### Selection
Consciousness, Literature and the Arts

Archive

Volume 4 Number 2, July 2003

_______________________________________________________________

 

The Phonostylistics of the Dramatic Character

By

Sébastien Ruffo

Introduction

Guy Nadon, Gérard Depardieu, Jean-Paul Belmondo and Pierre Lebeau[i], four accomplished actors each playing the role of Cyrano de Bergerac, have produced four very different characters: one of them is bitter and acrimonious; one is a poet, lyrical and sad; the third is a clown playing to the audience; the fourth is a strong and witty musketeer. To some extent, Rostand's play contains all of these possibilities: an essay could analyze how the French Romanticist theory of "mélange des genres", skillfully followed by Rostand, has helped him create many tableaus (the kiss, the battle, the death...), each of them calling for a different facet of the hero's versatile persona. But the four videotaped performances cited here are themselves potent interpretations. No explicit scholarly hermeneutics are presented by these performances but, if we focus on the way the actors deliver their lines, it becomes clear that their vocal craftsmanship highlights and moves and informs the text so as to reveal meanings listeners would not have noticed had they read the play in silence. These vocal, although implicit, interpretations are commonly the object of an intuitive cognitive practice: the public does understand the subtle meanings that make for the Musketeer or the Buffoon Cyrano. This lay practice and its vocal object are the starting point of a new breed of performance analysis: the phonostylistics of the dramatic character[1]. This article addresses some of the challenges we encountered in the course of six years of research aimed at the elaboration of phonostyle[2] as an object of its own (hopefully one day at the center of a new discipline of its own), while constantly borrowing concepts and methods provided by related disciplines such as linguistics and literary studies.

### Material supplied
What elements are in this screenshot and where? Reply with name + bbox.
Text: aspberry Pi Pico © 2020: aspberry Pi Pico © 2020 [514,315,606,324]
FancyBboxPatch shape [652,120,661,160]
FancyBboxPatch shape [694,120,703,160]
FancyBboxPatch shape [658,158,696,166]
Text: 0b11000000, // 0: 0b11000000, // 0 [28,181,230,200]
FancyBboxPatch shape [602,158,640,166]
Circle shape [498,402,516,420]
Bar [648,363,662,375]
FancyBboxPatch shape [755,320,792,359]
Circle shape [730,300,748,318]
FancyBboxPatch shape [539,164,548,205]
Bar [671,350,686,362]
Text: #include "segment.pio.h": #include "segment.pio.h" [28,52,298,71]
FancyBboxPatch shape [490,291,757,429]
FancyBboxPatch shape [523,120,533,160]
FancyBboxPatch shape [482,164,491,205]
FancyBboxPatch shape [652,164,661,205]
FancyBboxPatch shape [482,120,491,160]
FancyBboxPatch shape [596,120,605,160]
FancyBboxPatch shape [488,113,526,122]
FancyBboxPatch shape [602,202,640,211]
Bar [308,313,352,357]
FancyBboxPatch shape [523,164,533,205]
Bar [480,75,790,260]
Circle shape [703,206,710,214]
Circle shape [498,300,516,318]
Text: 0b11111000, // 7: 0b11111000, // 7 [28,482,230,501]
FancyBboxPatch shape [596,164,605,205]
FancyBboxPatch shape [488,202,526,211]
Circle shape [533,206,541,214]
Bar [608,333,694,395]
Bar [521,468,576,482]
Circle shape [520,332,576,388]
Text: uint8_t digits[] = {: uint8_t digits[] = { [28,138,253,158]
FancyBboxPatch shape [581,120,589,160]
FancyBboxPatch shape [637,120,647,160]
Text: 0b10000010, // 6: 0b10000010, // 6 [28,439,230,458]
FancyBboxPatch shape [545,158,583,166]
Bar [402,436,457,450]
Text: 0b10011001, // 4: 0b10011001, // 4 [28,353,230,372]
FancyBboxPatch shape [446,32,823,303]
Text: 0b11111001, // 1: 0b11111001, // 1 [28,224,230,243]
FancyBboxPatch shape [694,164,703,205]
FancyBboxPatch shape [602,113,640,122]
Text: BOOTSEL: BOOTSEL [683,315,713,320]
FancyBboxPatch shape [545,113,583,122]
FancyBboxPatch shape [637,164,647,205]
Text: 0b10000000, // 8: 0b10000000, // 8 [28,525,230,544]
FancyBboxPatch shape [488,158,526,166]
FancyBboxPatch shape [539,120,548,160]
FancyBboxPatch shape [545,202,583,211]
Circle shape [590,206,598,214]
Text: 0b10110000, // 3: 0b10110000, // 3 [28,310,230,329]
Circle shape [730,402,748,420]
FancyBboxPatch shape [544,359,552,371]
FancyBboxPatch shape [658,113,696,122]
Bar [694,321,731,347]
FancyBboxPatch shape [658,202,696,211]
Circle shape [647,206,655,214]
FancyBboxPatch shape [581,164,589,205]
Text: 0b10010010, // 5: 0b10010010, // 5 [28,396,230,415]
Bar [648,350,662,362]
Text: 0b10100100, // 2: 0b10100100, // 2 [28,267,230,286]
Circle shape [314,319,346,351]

### Set of tasks
a) According to the introduction on the phonostylistics of the dramatic character, why do the four videotaped performances of Cyrano reveal meanings that a silent reader of the play would miss? Answer in one to three sentences.
b) In the introduction on the phonostylistics of the dramatic character, how many years of research does the article draw on?
c) Carry on the introduction on the phonostylistics of the dramatic character, starting after its final sentence.

### Results of the tasks
a) The actors' vocal craftsmanship in delivering their lines highlights, moves and informs the text. Through that craftsmanship, each performance becomes an implicit interpretation of the play.

b) Six years.

c)
Infra-semantic units.

Intonation, or voice pitch, is a phenomenon that has been widely studied at infra-semantic levels, both in French and in English. In this area, for the French language, one important step was finding out that listeners are able to discriminate between five pitch frequencies[3] and many more dynamic patterns (like "rise-fall" for instance). The discreteness of these perceived structures provides the basis on which a linguistic description of intonation can be attempted with concepts parallel to those used in phonology. Where phonemes are found in phonology, intonemes are the first distinctive units of intonation. It should be stressed that, like the phonemes, the intonemes are not defined as carriers of a referential meaning: their coherence remains solely perceptual, gestalt-like organization. For that reason, one should not speak, for instance, of the "intoneme of continuation" or "of interrogation", but only of the "short static medium" intoneme. In the field of intonation studies, such periphrases serve more or less the same purpose as does the International Phonetic Alphabet in phonology and, likewise, there are lists of the most useful intonemes in the two languages considered here.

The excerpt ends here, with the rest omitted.